== WHAT THE TASK REQUIRES ==
Transcribe the entries that follow exactly as they appear, minus pictures.

[Start DATASET]

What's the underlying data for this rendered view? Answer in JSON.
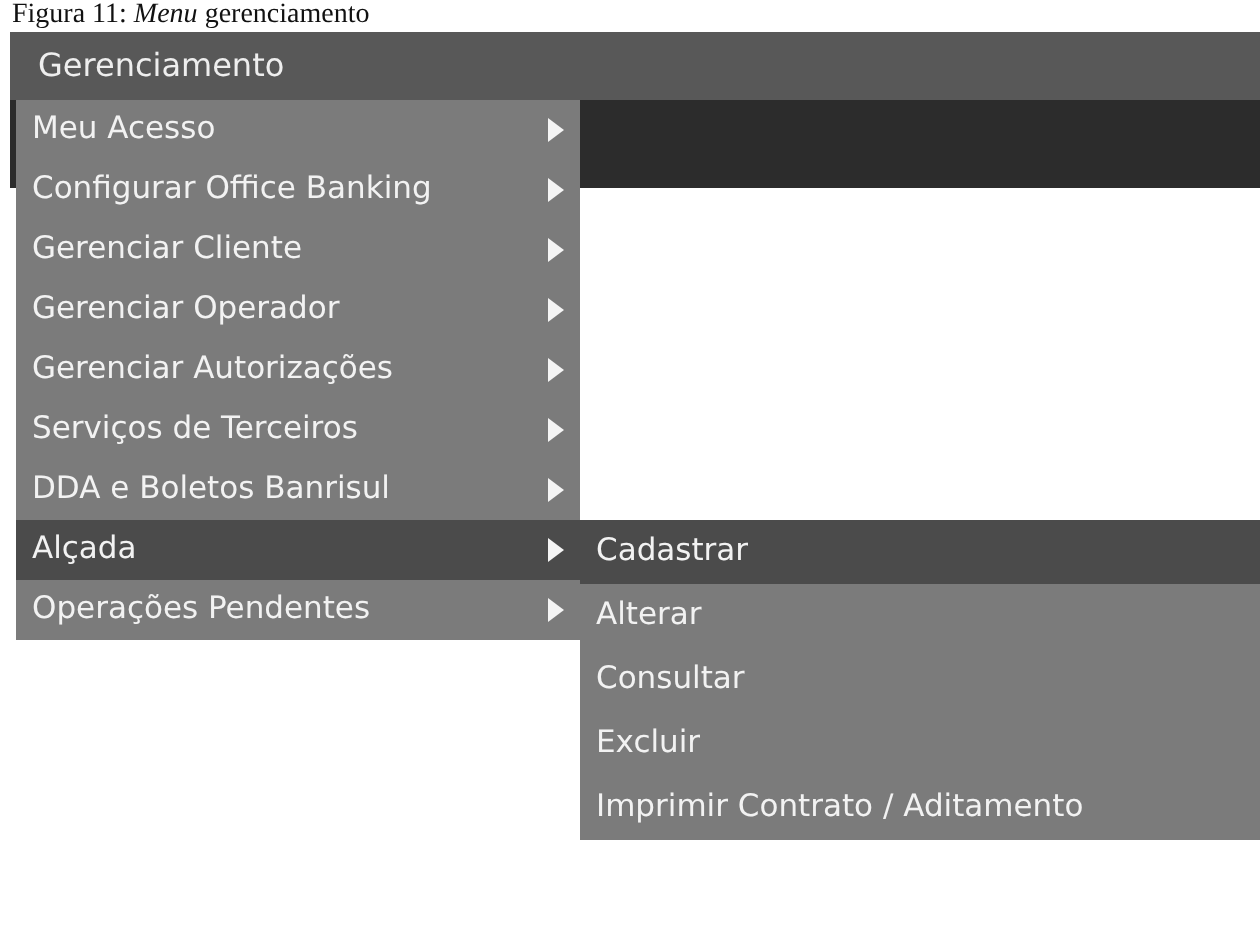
{
  "caption": "Figura 11: *Menu* gerenciamento",
  "menu": {
    "title": "Gerenciamento",
    "items": [
      {
        "label": "Meu Acesso",
        "selected": false,
        "has_submenu": true
      },
      {
        "label": "Configurar Office Banking",
        "selected": false,
        "has_submenu": true
      },
      {
        "label": "Gerenciar Cliente",
        "selected": false,
        "has_submenu": true
      },
      {
        "label": "Gerenciar Operador",
        "selected": false,
        "has_submenu": true
      },
      {
        "label": "Gerenciar Autorizações",
        "selected": false,
        "has_submenu": true
      },
      {
        "label": "Serviços de Terceiros",
        "selected": false,
        "has_submenu": true
      },
      {
        "label": "DDA e Boletos Banrisul",
        "selected": false,
        "has_submenu": true
      },
      {
        "label": "Alçada",
        "selected": true,
        "has_submenu": true
      },
      {
        "label": "Operações Pendentes",
        "selected": false,
        "has_submenu": true
      }
    ]
  },
  "submenu": {
    "items": [
      {
        "label": "Cadastrar",
        "selected": true
      },
      {
        "label": "Alterar",
        "selected": false
      },
      {
        "label": "Consultar",
        "selected": false
      },
      {
        "label": "Excluir",
        "selected": false
      },
      {
        "label": "Imprimir Contrato / Aditamento",
        "selected": false
      }
    ]
  }
}
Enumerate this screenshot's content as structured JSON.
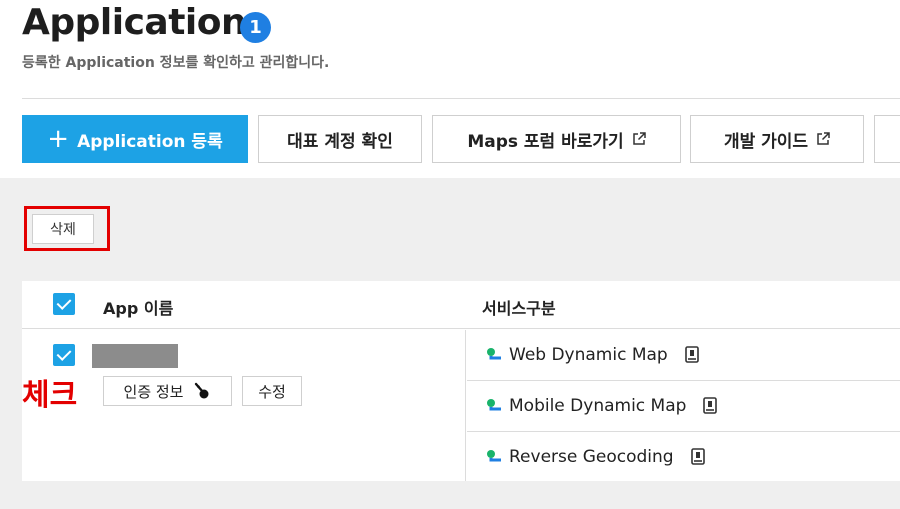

[End DATASET]

== EXERCISE RESULT ==
What's the underlying data for this rendered view? Answer in JSON.
{
  "caption": "Figura 11: *Menu* gerenciamento",
  "menu": {
    "title": "Gerenciamento",
    "items": [
      {
        "label": "Meu Acesso",
        "selected": false,
        "has_submenu": true
      },
      {
        "label": "Configurar Office Banking",
        "selected": false,
        "has_submenu": true
      },
      {
        "label": "Gerenciar Cliente",
        "selected": false,
        "has_submenu": true
      },
      {
        "label": "Gerenciar Operador",
        "selected": false,
        "has_submenu": true
      },
      {
        "label": "Gerenciar Autorizações",
        "selected": false,
        "has_submenu": true
      },
      {
        "label": "Serviços de Terceiros",
        "selected": false,
        "has_submenu": true
      },
      {
        "label": "DDA e Boletos Banrisul",
        "selected": false,
        "has_submenu": true
      },
      {
        "label": "Alçada",
        "selected": true,
        "has_submenu": true
      },
      {
        "label": "Operações Pendentes",
        "selected": false,
        "has_submenu": true
      }
    ]
  },
  "submenu": {
    "items": [
      {
        "label": "Cadastrar",
        "selected": true
      },
      {
        "label": "Alterar",
        "selected": false
      },
      {
        "label": "Consultar",
        "selected": false
      },
      {
        "label": "Excluir",
        "selected": false
      },
      {
        "label": "Imprimir Contrato / Aditamento",
        "selected": false
      }
    ]
  }
}
Enumerate this screenshot's content as structured JSON.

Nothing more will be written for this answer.